***** ROWS *****

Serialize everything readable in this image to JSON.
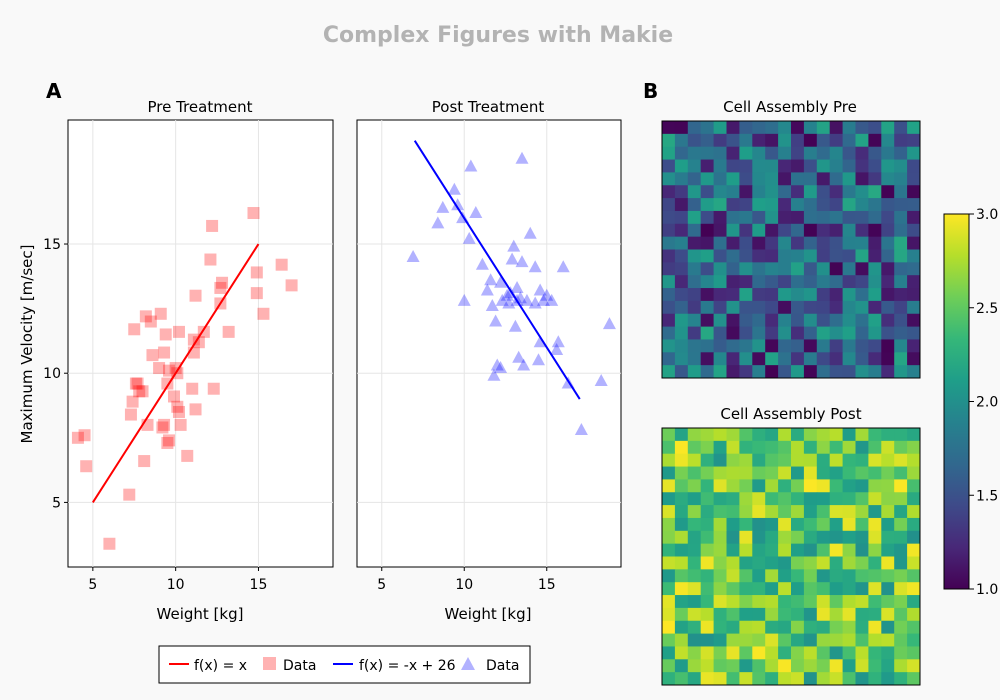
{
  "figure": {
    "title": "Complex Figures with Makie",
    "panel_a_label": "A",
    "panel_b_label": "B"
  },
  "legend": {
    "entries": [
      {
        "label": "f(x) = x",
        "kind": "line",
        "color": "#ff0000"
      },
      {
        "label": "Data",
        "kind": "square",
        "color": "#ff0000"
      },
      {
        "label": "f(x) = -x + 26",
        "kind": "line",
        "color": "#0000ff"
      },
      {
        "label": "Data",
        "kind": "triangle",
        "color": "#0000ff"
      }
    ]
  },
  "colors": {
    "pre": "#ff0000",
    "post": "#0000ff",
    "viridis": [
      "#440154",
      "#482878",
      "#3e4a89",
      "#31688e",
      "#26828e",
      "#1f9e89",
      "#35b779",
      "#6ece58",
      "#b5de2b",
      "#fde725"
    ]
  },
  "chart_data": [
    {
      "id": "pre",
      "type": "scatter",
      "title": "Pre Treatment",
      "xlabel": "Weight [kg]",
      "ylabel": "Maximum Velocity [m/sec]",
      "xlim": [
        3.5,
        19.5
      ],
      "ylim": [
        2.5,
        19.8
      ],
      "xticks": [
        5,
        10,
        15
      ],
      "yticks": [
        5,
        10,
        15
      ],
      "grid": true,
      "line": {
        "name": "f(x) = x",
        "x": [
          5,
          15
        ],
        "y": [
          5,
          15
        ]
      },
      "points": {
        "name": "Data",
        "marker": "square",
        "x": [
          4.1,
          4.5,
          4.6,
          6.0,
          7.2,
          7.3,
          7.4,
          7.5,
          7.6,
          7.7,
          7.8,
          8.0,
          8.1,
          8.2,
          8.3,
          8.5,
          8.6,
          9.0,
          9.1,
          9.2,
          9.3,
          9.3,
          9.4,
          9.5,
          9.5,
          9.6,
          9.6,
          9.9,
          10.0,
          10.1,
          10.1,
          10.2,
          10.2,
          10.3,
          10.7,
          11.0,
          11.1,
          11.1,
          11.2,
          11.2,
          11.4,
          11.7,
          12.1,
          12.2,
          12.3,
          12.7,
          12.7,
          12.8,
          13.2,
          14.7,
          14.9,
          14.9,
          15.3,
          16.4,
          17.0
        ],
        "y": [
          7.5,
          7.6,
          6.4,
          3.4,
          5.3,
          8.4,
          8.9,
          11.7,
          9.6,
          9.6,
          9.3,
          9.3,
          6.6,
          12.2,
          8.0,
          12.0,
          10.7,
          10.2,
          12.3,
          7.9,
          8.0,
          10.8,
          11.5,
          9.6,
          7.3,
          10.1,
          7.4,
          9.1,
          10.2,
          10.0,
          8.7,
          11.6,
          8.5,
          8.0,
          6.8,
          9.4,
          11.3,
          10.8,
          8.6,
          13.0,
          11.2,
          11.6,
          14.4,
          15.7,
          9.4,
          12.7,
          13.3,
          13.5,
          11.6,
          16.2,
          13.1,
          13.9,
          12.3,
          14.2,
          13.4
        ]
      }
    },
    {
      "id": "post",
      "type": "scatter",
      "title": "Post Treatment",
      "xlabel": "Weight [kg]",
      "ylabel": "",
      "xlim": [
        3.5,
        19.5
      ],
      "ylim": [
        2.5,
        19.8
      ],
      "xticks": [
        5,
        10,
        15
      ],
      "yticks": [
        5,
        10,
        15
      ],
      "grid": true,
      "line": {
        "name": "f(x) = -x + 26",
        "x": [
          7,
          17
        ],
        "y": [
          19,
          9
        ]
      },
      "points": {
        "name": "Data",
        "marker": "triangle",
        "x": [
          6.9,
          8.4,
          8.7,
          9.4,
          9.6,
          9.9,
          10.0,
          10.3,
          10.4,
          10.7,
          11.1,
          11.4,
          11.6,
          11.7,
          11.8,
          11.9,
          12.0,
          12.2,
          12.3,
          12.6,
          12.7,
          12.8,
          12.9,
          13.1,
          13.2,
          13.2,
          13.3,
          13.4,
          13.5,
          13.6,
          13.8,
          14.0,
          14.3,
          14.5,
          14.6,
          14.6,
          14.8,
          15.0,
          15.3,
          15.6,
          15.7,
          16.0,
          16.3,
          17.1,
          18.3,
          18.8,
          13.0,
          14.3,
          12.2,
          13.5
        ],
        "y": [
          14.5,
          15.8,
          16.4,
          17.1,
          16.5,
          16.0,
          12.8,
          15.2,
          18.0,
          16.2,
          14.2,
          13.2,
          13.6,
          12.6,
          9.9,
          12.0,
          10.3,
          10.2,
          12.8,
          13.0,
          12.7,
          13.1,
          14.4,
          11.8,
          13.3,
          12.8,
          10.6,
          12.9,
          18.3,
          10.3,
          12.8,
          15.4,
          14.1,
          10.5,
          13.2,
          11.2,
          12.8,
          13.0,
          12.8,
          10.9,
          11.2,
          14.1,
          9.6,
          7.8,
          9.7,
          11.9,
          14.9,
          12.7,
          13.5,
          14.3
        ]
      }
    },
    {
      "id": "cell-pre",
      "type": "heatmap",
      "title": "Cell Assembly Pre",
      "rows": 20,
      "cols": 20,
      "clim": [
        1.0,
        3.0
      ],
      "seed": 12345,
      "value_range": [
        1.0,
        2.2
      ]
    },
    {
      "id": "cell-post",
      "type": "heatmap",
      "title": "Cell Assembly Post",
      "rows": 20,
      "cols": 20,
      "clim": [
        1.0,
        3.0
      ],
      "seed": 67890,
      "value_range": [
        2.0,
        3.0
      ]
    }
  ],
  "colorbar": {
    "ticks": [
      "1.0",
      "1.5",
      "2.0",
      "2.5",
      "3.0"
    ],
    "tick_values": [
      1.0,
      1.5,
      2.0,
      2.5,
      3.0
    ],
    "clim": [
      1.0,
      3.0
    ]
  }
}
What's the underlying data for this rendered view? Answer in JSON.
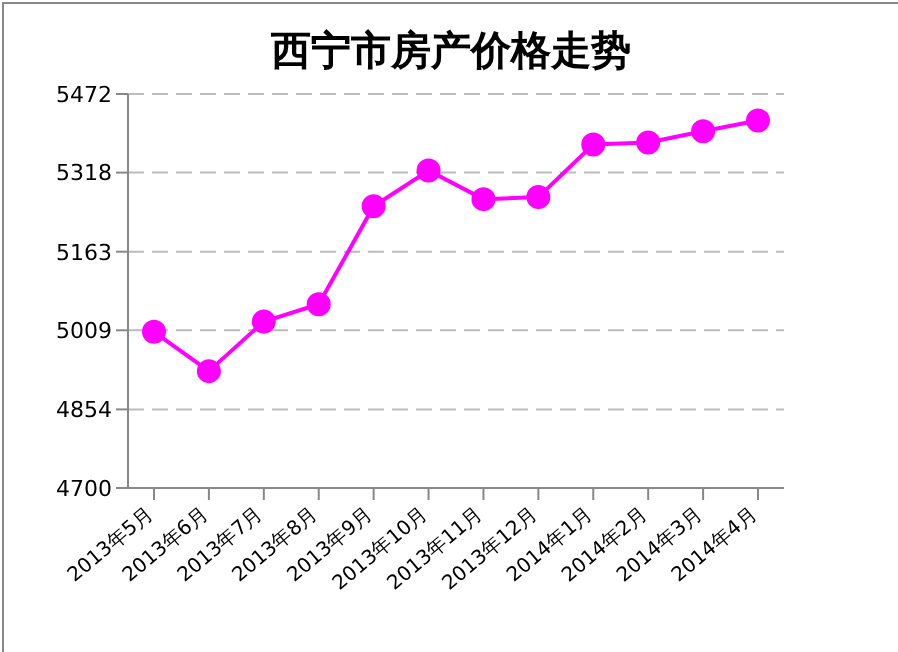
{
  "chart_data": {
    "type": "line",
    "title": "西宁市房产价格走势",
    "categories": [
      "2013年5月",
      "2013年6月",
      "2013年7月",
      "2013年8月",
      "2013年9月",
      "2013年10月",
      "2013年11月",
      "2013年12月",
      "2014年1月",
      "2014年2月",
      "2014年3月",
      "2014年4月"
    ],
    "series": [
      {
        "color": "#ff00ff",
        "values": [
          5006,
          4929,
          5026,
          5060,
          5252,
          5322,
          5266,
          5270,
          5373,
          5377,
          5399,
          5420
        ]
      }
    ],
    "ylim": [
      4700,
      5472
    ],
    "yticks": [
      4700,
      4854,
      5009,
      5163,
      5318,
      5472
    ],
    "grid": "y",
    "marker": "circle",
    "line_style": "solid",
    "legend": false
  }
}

*****

THE PROBLEM:
Take the listing and print it again exactly, but without any pictures.

WRITTEN RESPONSE:
Serialize everything readable in this image to JSON.
{
  "figure": {
    "title": "Complex Figures with Makie",
    "panel_a_label": "A",
    "panel_b_label": "B"
  },
  "legend": {
    "entries": [
      {
        "label": "f(x) = x",
        "kind": "line",
        "color": "#ff0000"
      },
      {
        "label": "Data",
        "kind": "square",
        "color": "#ff0000"
      },
      {
        "label": "f(x) = -x + 26",
        "kind": "line",
        "color": "#0000ff"
      },
      {
        "label": "Data",
        "kind": "triangle",
        "color": "#0000ff"
      }
    ]
  },
  "colors": {
    "pre": "#ff0000",
    "post": "#0000ff",
    "viridis": [
      "#440154",
      "#482878",
      "#3e4a89",
      "#31688e",
      "#26828e",
      "#1f9e89",
      "#35b779",
      "#6ece58",
      "#b5de2b",
      "#fde725"
    ]
  },
  "chart_data": [
    {
      "id": "pre",
      "type": "scatter",
      "title": "Pre Treatment",
      "xlabel": "Weight [kg]",
      "ylabel": "Maximum Velocity [m/sec]",
      "xlim": [
        3.5,
        19.5
      ],
      "ylim": [
        2.5,
        19.8
      ],
      "xticks": [
        5,
        10,
        15
      ],
      "yticks": [
        5,
        10,
        15
      ],
      "grid": true,
      "line": {
        "name": "f(x) = x",
        "x": [
          5,
          15
        ],
        "y": [
          5,
          15
        ]
      },
      "points": {
        "name": "Data",
        "marker": "square",
        "x": [
          4.1,
          4.5,
          4.6,
          6.0,
          7.2,
          7.3,
          7.4,
          7.5,
          7.6,
          7.7,
          7.8,
          8.0,
          8.1,
          8.2,
          8.3,
          8.5,
          8.6,
          9.0,
          9.1,
          9.2,
          9.3,
          9.3,
          9.4,
          9.5,
          9.5,
          9.6,
          9.6,
          9.9,
          10.0,
          10.1,
          10.1,
          10.2,
          10.2,
          10.3,
          10.7,
          11.0,
          11.1,
          11.1,
          11.2,
          11.2,
          11.4,
          11.7,
          12.1,
          12.2,
          12.3,
          12.7,
          12.7,
          12.8,
          13.2,
          14.7,
          14.9,
          14.9,
          15.3,
          16.4,
          17.0
        ],
        "y": [
          7.5,
          7.6,
          6.4,
          3.4,
          5.3,
          8.4,
          8.9,
          11.7,
          9.6,
          9.6,
          9.3,
          9.3,
          6.6,
          12.2,
          8.0,
          12.0,
          10.7,
          10.2,
          12.3,
          7.9,
          8.0,
          10.8,
          11.5,
          9.6,
          7.3,
          10.1,
          7.4,
          9.1,
          10.2,
          10.0,
          8.7,
          11.6,
          8.5,
          8.0,
          6.8,
          9.4,
          11.3,
          10.8,
          8.6,
          13.0,
          11.2,
          11.6,
          14.4,
          15.7,
          9.4,
          12.7,
          13.3,
          13.5,
          11.6,
          16.2,
          13.1,
          13.9,
          12.3,
          14.2,
          13.4
        ]
      }
    },
    {
      "id": "post",
      "type": "scatter",
      "title": "Post Treatment",
      "xlabel": "Weight [kg]",
      "ylabel": "",
      "xlim": [
        3.5,
        19.5
      ],
      "ylim": [
        2.5,
        19.8
      ],
      "xticks": [
        5,
        10,
        15
      ],
      "yticks": [
        5,
        10,
        15
      ],
      "grid": true,
      "line": {
        "name": "f(x) = -x + 26",
        "x": [
          7,
          17
        ],
        "y": [
          19,
          9
        ]
      },
      "points": {
        "name": "Data",
        "marker": "triangle",
        "x": [
          6.9,
          8.4,
          8.7,
          9.4,
          9.6,
          9.9,
          10.0,
          10.3,
          10.4,
          10.7,
          11.1,
          11.4,
          11.6,
          11.7,
          11.8,
          11.9,
          12.0,
          12.2,
          12.3,
          12.6,
          12.7,
          12.8,
          12.9,
          13.1,
          13.2,
          13.2,
          13.3,
          13.4,
          13.5,
          13.6,
          13.8,
          14.0,
          14.3,
          14.5,
          14.6,
          14.6,
          14.8,
          15.0,
          15.3,
          15.6,
          15.7,
          16.0,
          16.3,
          17.1,
          18.3,
          18.8,
          13.0,
          14.3,
          12.2,
          13.5
        ],
        "y": [
          14.5,
          15.8,
          16.4,
          17.1,
          16.5,
          16.0,
          12.8,
          15.2,
          18.0,
          16.2,
          14.2,
          13.2,
          13.6,
          12.6,
          9.9,
          12.0,
          10.3,
          10.2,
          12.8,
          13.0,
          12.7,
          13.1,
          14.4,
          11.8,
          13.3,
          12.8,
          10.6,
          12.9,
          18.3,
          10.3,
          12.8,
          15.4,
          14.1,
          10.5,
          13.2,
          11.2,
          12.8,
          13.0,
          12.8,
          10.9,
          11.2,
          14.1,
          9.6,
          7.8,
          9.7,
          11.9,
          14.9,
          12.7,
          13.5,
          14.3
        ]
      }
    },
    {
      "id": "cell-pre",
      "type": "heatmap",
      "title": "Cell Assembly Pre",
      "rows": 20,
      "cols": 20,
      "clim": [
        1.0,
        3.0
      ],
      "seed": 12345,
      "value_range": [
        1.0,
        2.2
      ]
    },
    {
      "id": "cell-post",
      "type": "heatmap",
      "title": "Cell Assembly Post",
      "rows": 20,
      "cols": 20,
      "clim": [
        1.0,
        3.0
      ],
      "seed": 67890,
      "value_range": [
        2.0,
        3.0
      ]
    }
  ],
  "colorbar": {
    "ticks": [
      "1.0",
      "1.5",
      "2.0",
      "2.5",
      "3.0"
    ],
    "tick_values": [
      1.0,
      1.5,
      2.0,
      2.5,
      3.0
    ],
    "clim": [
      1.0,
      3.0
    ]
  }
}
What's the underlying data for this rendered view? Answer in JSON.
{
  "chart_data": {
    "type": "line",
    "title": "西宁市房产价格走势",
    "categories": [
      "2013年5月",
      "2013年6月",
      "2013年7月",
      "2013年8月",
      "2013年9月",
      "2013年10月",
      "2013年11月",
      "2013年12月",
      "2014年1月",
      "2014年2月",
      "2014年3月",
      "2014年4月"
    ],
    "series": [
      {
        "color": "#ff00ff",
        "values": [
          5006,
          4929,
          5026,
          5060,
          5252,
          5322,
          5266,
          5270,
          5373,
          5377,
          5399,
          5420
        ]
      }
    ],
    "ylim": [
      4700,
      5472
    ],
    "yticks": [
      4700,
      4854,
      5009,
      5163,
      5318,
      5472
    ],
    "grid": "y",
    "marker": "circle",
    "line_style": "solid",
    "legend": false
  }
}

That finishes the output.